Omit the pictures from the entries below and retype everything else exactly.

►

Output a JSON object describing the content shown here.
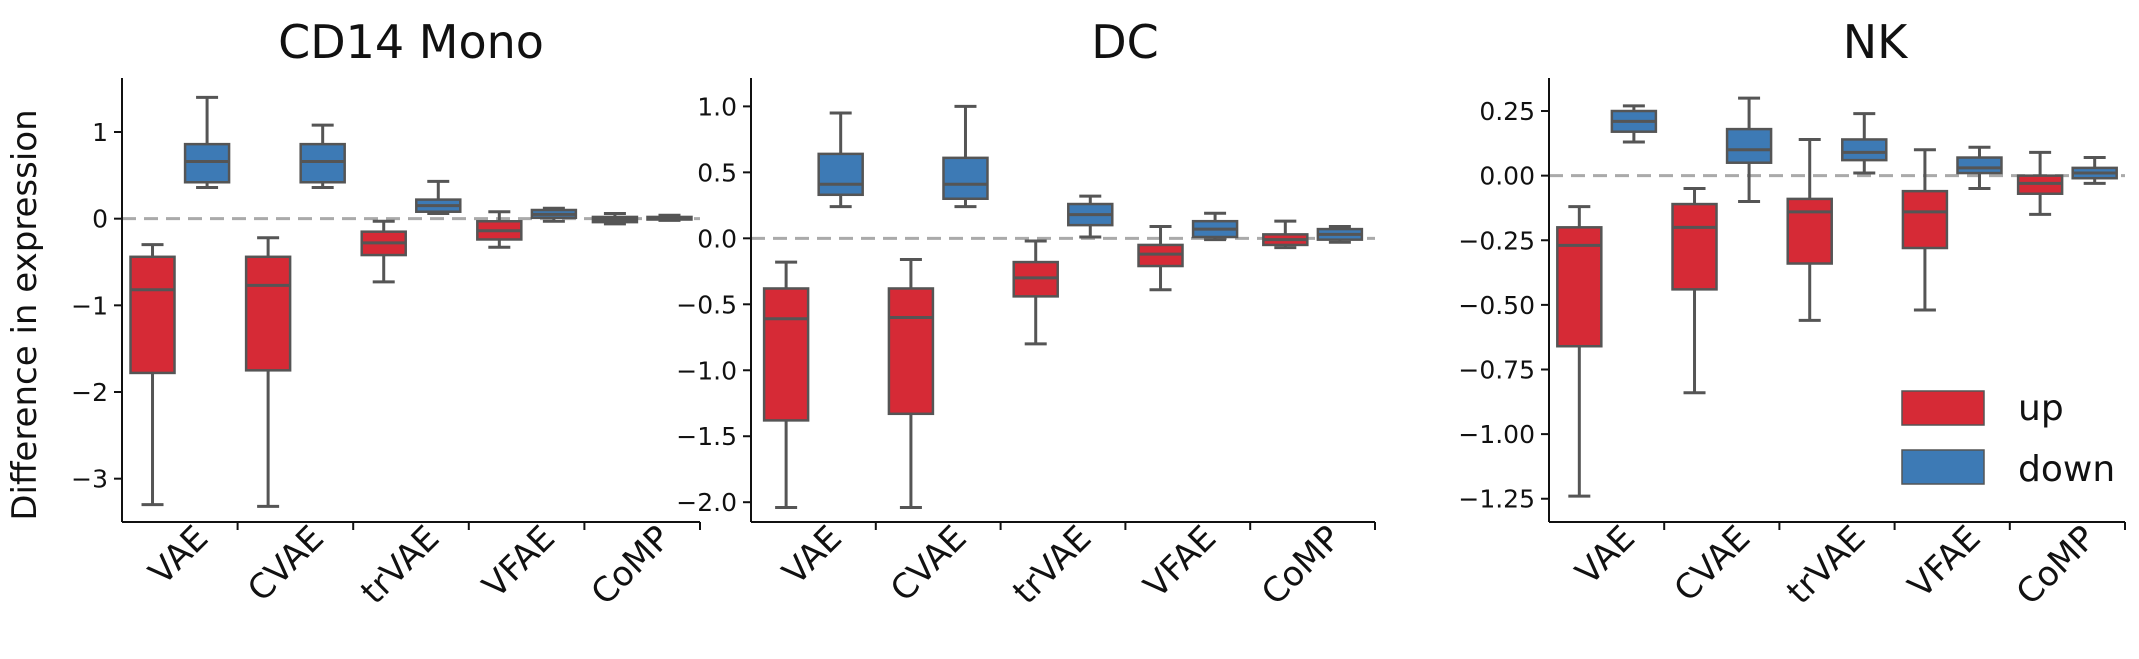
{
  "colors": {
    "up": "#d62a36",
    "down": "#3d7ab5",
    "edge": "#555555",
    "zero_line": "#aaaaaa"
  },
  "chart_data": [
    {
      "type": "box",
      "title": "CD14 Mono",
      "ylabel": "Difference in expression",
      "xlabel": "",
      "ylim": [
        -3.5,
        1.6
      ],
      "yticks": [
        1,
        0,
        -1,
        -2,
        -3
      ],
      "categories": [
        "VAE",
        "CVAE",
        "trVAE",
        "VFAE",
        "CoMP"
      ],
      "zero_line": true,
      "series": [
        {
          "name": "up",
          "boxes": [
            {
              "min": -3.3,
              "q1": -1.78,
              "median": -0.82,
              "q3": -0.44,
              "max": -0.3
            },
            {
              "min": -3.32,
              "q1": -1.75,
              "median": -0.77,
              "q3": -0.44,
              "max": -0.22
            },
            {
              "min": -0.73,
              "q1": -0.42,
              "median": -0.28,
              "q3": -0.15,
              "max": -0.03
            },
            {
              "min": -0.33,
              "q1": -0.24,
              "median": -0.14,
              "q3": -0.03,
              "max": 0.08
            },
            {
              "min": -0.06,
              "q1": -0.04,
              "median": -0.01,
              "q3": 0.02,
              "max": 0.06
            }
          ]
        },
        {
          "name": "down",
          "boxes": [
            {
              "min": 0.36,
              "q1": 0.42,
              "median": 0.66,
              "q3": 0.86,
              "max": 1.4
            },
            {
              "min": 0.36,
              "q1": 0.42,
              "median": 0.66,
              "q3": 0.86,
              "max": 1.08
            },
            {
              "min": 0.06,
              "q1": 0.08,
              "median": 0.15,
              "q3": 0.22,
              "max": 0.43
            },
            {
              "min": -0.03,
              "q1": 0.01,
              "median": 0.05,
              "q3": 0.1,
              "max": 0.12
            },
            {
              "min": -0.02,
              "q1": -0.01,
              "median": 0.0,
              "q3": 0.02,
              "max": 0.04
            }
          ]
        }
      ]
    },
    {
      "type": "box",
      "title": "DC",
      "ylabel": "",
      "xlabel": "",
      "ylim": [
        -2.15,
        1.2
      ],
      "yticks": [
        1.0,
        0.5,
        0.0,
        -0.5,
        -1.0,
        -1.5,
        -2.0
      ],
      "yticklabels": [
        "1.0",
        "0.5",
        "0.0",
        "−0.5",
        "−1.0",
        "−1.5",
        "−2.0"
      ],
      "categories": [
        "VAE",
        "CVAE",
        "trVAE",
        "VFAE",
        "CoMP"
      ],
      "zero_line": true,
      "series": [
        {
          "name": "up",
          "boxes": [
            {
              "min": -2.04,
              "q1": -1.38,
              "median": -0.61,
              "q3": -0.38,
              "max": -0.18
            },
            {
              "min": -2.04,
              "q1": -1.33,
              "median": -0.6,
              "q3": -0.38,
              "max": -0.16
            },
            {
              "min": -0.8,
              "q1": -0.44,
              "median": -0.3,
              "q3": -0.18,
              "max": -0.02
            },
            {
              "min": -0.39,
              "q1": -0.21,
              "median": -0.12,
              "q3": -0.05,
              "max": 0.09
            },
            {
              "min": -0.07,
              "q1": -0.05,
              "median": -0.01,
              "q3": 0.03,
              "max": 0.13
            }
          ]
        },
        {
          "name": "down",
          "boxes": [
            {
              "min": 0.24,
              "q1": 0.33,
              "median": 0.41,
              "q3": 0.64,
              "max": 0.95
            },
            {
              "min": 0.24,
              "q1": 0.3,
              "median": 0.41,
              "q3": 0.61,
              "max": 1.0
            },
            {
              "min": 0.01,
              "q1": 0.1,
              "median": 0.18,
              "q3": 0.26,
              "max": 0.32
            },
            {
              "min": -0.01,
              "q1": 0.01,
              "median": 0.07,
              "q3": 0.13,
              "max": 0.19
            },
            {
              "min": -0.03,
              "q1": -0.01,
              "median": 0.03,
              "q3": 0.07,
              "max": 0.09
            }
          ]
        }
      ]
    },
    {
      "type": "box",
      "title": "NK",
      "ylabel": "",
      "xlabel": "",
      "ylim": [
        -1.34,
        0.37
      ],
      "yticks": [
        0.25,
        0.0,
        -0.25,
        -0.5,
        -0.75,
        -1.0,
        -1.25
      ],
      "yticklabels": [
        "0.25",
        "0.00",
        "−0.25",
        "−0.50",
        "−0.75",
        "−1.00",
        "−1.25"
      ],
      "categories": [
        "VAE",
        "CVAE",
        "trVAE",
        "VFAE",
        "CoMP"
      ],
      "zero_line": true,
      "legend": {
        "entries": [
          "up",
          "down"
        ],
        "placement": "lower-right"
      },
      "series": [
        {
          "name": "up",
          "boxes": [
            {
              "min": -1.24,
              "q1": -0.66,
              "median": -0.27,
              "q3": -0.2,
              "max": -0.12
            },
            {
              "min": -0.84,
              "q1": -0.44,
              "median": -0.2,
              "q3": -0.11,
              "max": -0.05
            },
            {
              "min": -0.56,
              "q1": -0.34,
              "median": -0.14,
              "q3": -0.09,
              "max": 0.14
            },
            {
              "min": -0.52,
              "q1": -0.28,
              "median": -0.14,
              "q3": -0.06,
              "max": 0.1
            },
            {
              "min": -0.15,
              "q1": -0.07,
              "median": -0.03,
              "q3": 0.0,
              "max": 0.09
            }
          ]
        },
        {
          "name": "down",
          "boxes": [
            {
              "min": 0.13,
              "q1": 0.17,
              "median": 0.21,
              "q3": 0.25,
              "max": 0.27
            },
            {
              "min": -0.1,
              "q1": 0.05,
              "median": 0.1,
              "q3": 0.18,
              "max": 0.3
            },
            {
              "min": 0.01,
              "q1": 0.06,
              "median": 0.09,
              "q3": 0.14,
              "max": 0.24
            },
            {
              "min": -0.05,
              "q1": 0.01,
              "median": 0.03,
              "q3": 0.07,
              "max": 0.11
            },
            {
              "min": -0.03,
              "q1": -0.01,
              "median": 0.01,
              "q3": 0.03,
              "max": 0.07
            }
          ]
        }
      ]
    }
  ]
}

◄

→ SOLUTION FOR THIS EXERCISE
Output a JSON object describing the content shown here.
{
  "colors": {
    "up": "#d62a36",
    "down": "#3d7ab5",
    "edge": "#555555",
    "zero_line": "#aaaaaa"
  },
  "chart_data": [
    {
      "type": "box",
      "title": "CD14 Mono",
      "ylabel": "Difference in expression",
      "xlabel": "",
      "ylim": [
        -3.5,
        1.6
      ],
      "yticks": [
        1,
        0,
        -1,
        -2,
        -3
      ],
      "categories": [
        "VAE",
        "CVAE",
        "trVAE",
        "VFAE",
        "CoMP"
      ],
      "zero_line": true,
      "series": [
        {
          "name": "up",
          "boxes": [
            {
              "min": -3.3,
              "q1": -1.78,
              "median": -0.82,
              "q3": -0.44,
              "max": -0.3
            },
            {
              "min": -3.32,
              "q1": -1.75,
              "median": -0.77,
              "q3": -0.44,
              "max": -0.22
            },
            {
              "min": -0.73,
              "q1": -0.42,
              "median": -0.28,
              "q3": -0.15,
              "max": -0.03
            },
            {
              "min": -0.33,
              "q1": -0.24,
              "median": -0.14,
              "q3": -0.03,
              "max": 0.08
            },
            {
              "min": -0.06,
              "q1": -0.04,
              "median": -0.01,
              "q3": 0.02,
              "max": 0.06
            }
          ]
        },
        {
          "name": "down",
          "boxes": [
            {
              "min": 0.36,
              "q1": 0.42,
              "median": 0.66,
              "q3": 0.86,
              "max": 1.4
            },
            {
              "min": 0.36,
              "q1": 0.42,
              "median": 0.66,
              "q3": 0.86,
              "max": 1.08
            },
            {
              "min": 0.06,
              "q1": 0.08,
              "median": 0.15,
              "q3": 0.22,
              "max": 0.43
            },
            {
              "min": -0.03,
              "q1": 0.01,
              "median": 0.05,
              "q3": 0.1,
              "max": 0.12
            },
            {
              "min": -0.02,
              "q1": -0.01,
              "median": 0.0,
              "q3": 0.02,
              "max": 0.04
            }
          ]
        }
      ]
    },
    {
      "type": "box",
      "title": "DC",
      "ylabel": "",
      "xlabel": "",
      "ylim": [
        -2.15,
        1.2
      ],
      "yticks": [
        1.0,
        0.5,
        0.0,
        -0.5,
        -1.0,
        -1.5,
        -2.0
      ],
      "yticklabels": [
        "1.0",
        "0.5",
        "0.0",
        "−0.5",
        "−1.0",
        "−1.5",
        "−2.0"
      ],
      "categories": [
        "VAE",
        "CVAE",
        "trVAE",
        "VFAE",
        "CoMP"
      ],
      "zero_line": true,
      "series": [
        {
          "name": "up",
          "boxes": [
            {
              "min": -2.04,
              "q1": -1.38,
              "median": -0.61,
              "q3": -0.38,
              "max": -0.18
            },
            {
              "min": -2.04,
              "q1": -1.33,
              "median": -0.6,
              "q3": -0.38,
              "max": -0.16
            },
            {
              "min": -0.8,
              "q1": -0.44,
              "median": -0.3,
              "q3": -0.18,
              "max": -0.02
            },
            {
              "min": -0.39,
              "q1": -0.21,
              "median": -0.12,
              "q3": -0.05,
              "max": 0.09
            },
            {
              "min": -0.07,
              "q1": -0.05,
              "median": -0.01,
              "q3": 0.03,
              "max": 0.13
            }
          ]
        },
        {
          "name": "down",
          "boxes": [
            {
              "min": 0.24,
              "q1": 0.33,
              "median": 0.41,
              "q3": 0.64,
              "max": 0.95
            },
            {
              "min": 0.24,
              "q1": 0.3,
              "median": 0.41,
              "q3": 0.61,
              "max": 1.0
            },
            {
              "min": 0.01,
              "q1": 0.1,
              "median": 0.18,
              "q3": 0.26,
              "max": 0.32
            },
            {
              "min": -0.01,
              "q1": 0.01,
              "median": 0.07,
              "q3": 0.13,
              "max": 0.19
            },
            {
              "min": -0.03,
              "q1": -0.01,
              "median": 0.03,
              "q3": 0.07,
              "max": 0.09
            }
          ]
        }
      ]
    },
    {
      "type": "box",
      "title": "NK",
      "ylabel": "",
      "xlabel": "",
      "ylim": [
        -1.34,
        0.37
      ],
      "yticks": [
        0.25,
        0.0,
        -0.25,
        -0.5,
        -0.75,
        -1.0,
        -1.25
      ],
      "yticklabels": [
        "0.25",
        "0.00",
        "−0.25",
        "−0.50",
        "−0.75",
        "−1.00",
        "−1.25"
      ],
      "categories": [
        "VAE",
        "CVAE",
        "trVAE",
        "VFAE",
        "CoMP"
      ],
      "zero_line": true,
      "legend": {
        "entries": [
          "up",
          "down"
        ],
        "placement": "lower-right"
      },
      "series": [
        {
          "name": "up",
          "boxes": [
            {
              "min": -1.24,
              "q1": -0.66,
              "median": -0.27,
              "q3": -0.2,
              "max": -0.12
            },
            {
              "min": -0.84,
              "q1": -0.44,
              "median": -0.2,
              "q3": -0.11,
              "max": -0.05
            },
            {
              "min": -0.56,
              "q1": -0.34,
              "median": -0.14,
              "q3": -0.09,
              "max": 0.14
            },
            {
              "min": -0.52,
              "q1": -0.28,
              "median": -0.14,
              "q3": -0.06,
              "max": 0.1
            },
            {
              "min": -0.15,
              "q1": -0.07,
              "median": -0.03,
              "q3": 0.0,
              "max": 0.09
            }
          ]
        },
        {
          "name": "down",
          "boxes": [
            {
              "min": 0.13,
              "q1": 0.17,
              "median": 0.21,
              "q3": 0.25,
              "max": 0.27
            },
            {
              "min": -0.1,
              "q1": 0.05,
              "median": 0.1,
              "q3": 0.18,
              "max": 0.3
            },
            {
              "min": 0.01,
              "q1": 0.06,
              "median": 0.09,
              "q3": 0.14,
              "max": 0.24
            },
            {
              "min": -0.05,
              "q1": 0.01,
              "median": 0.03,
              "q3": 0.07,
              "max": 0.11
            },
            {
              "min": -0.03,
              "q1": -0.01,
              "median": 0.01,
              "q3": 0.03,
              "max": 0.07
            }
          ]
        }
      ]
    }
  ]
}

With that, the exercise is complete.